> _Work instructions_: Each line of the material must be repeated precisely, with the pictures left out.

> _Record extracts_:
start

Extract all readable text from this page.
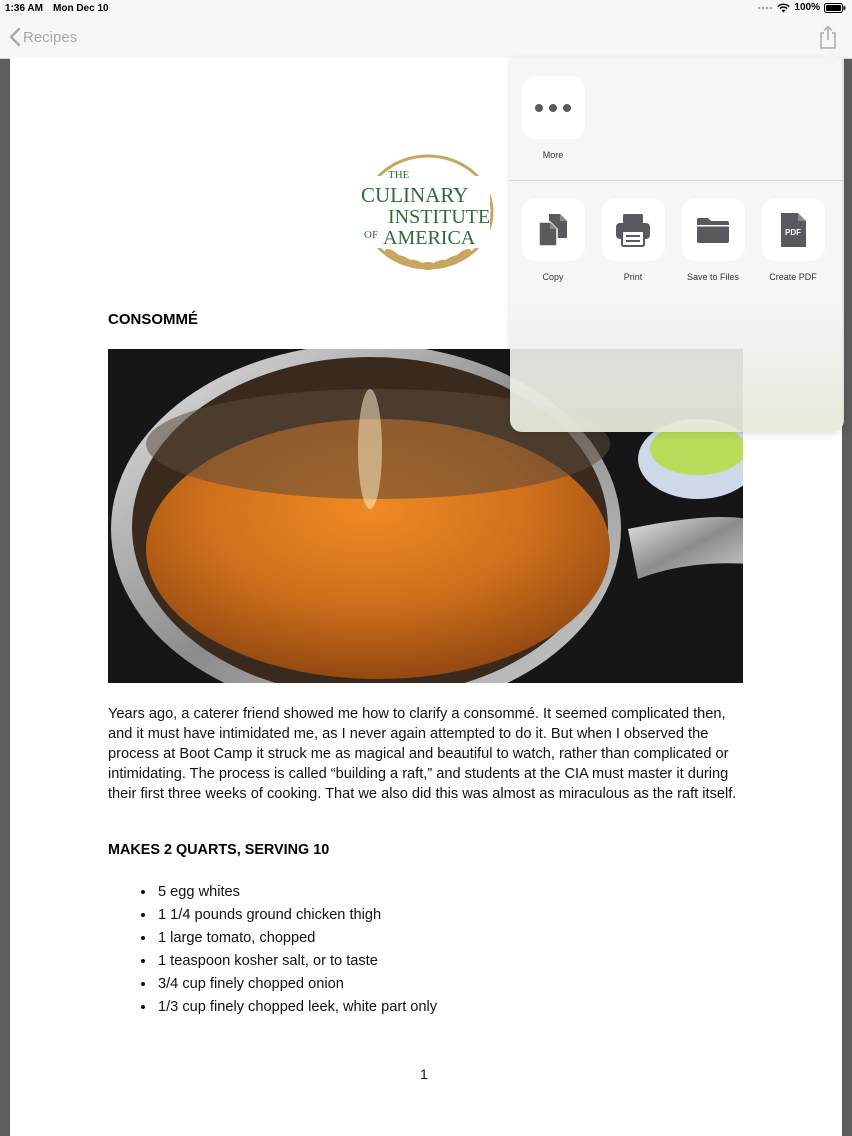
1:36 AM Mon Dec 10	100%
Recipes
THE
CULINARY
INSTITUTE
OF AMERICA
CONSOMMÉ

Years ago, a caterer friend showed me how to clarify a consommé. It seemed complicated then, and it must have intimidated me, as I never again attempted to do it. But when I observed the process at Boot Camp it struck me as magical and beautiful to watch, rather than complicated or intimidating. The process is called “building a raft,” and students at the CIA must master it during their first three weeks of cooking. That we also did this was almost as miraculous as the raft itself.

MAKES 2 QUARTS, SERVING 10
• 5 egg whites
• 1 1/4 pounds ground chicken thigh
• 1 large tomato, chopped
• 1 teaspoon kosher salt, or to taste
• 3/4 cup finely chopped onion
• 1/3 cup finely chopped leek, white part only
1
More
Copy	Print	Save to Files
PDF
Create PDF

end

> _Full output_:
Extract all readable text from this page.
1:36 AM Mon Dec 10	100%
Recipes
THE
CULINARY
INSTITUTE
OF AMERICA
CONSOMMÉ

Years ago, a caterer friend showed me how to clarify a consommé. It seemed complicated then, and it must have intimidated me, as I never again attempted to do it. But when I observed the process at Boot Camp it struck me as magical and beautiful to watch, rather than complicated or intimidating. The process is called “building a raft,” and students at the CIA must master it during their first three weeks of cooking. That we also did this was almost as miraculous as the raft itself.

MAKES 2 QUARTS, SERVING 10
• 5 egg whites
• 1 1/4 pounds ground chicken thigh
• 1 large tomato, chopped
• 1 teaspoon kosher salt, or to taste
• 3/4 cup finely chopped onion
• 1/3 cup finely chopped leek, white part only
1
More
Copy	Print	Save to Files
PDF
Create PDF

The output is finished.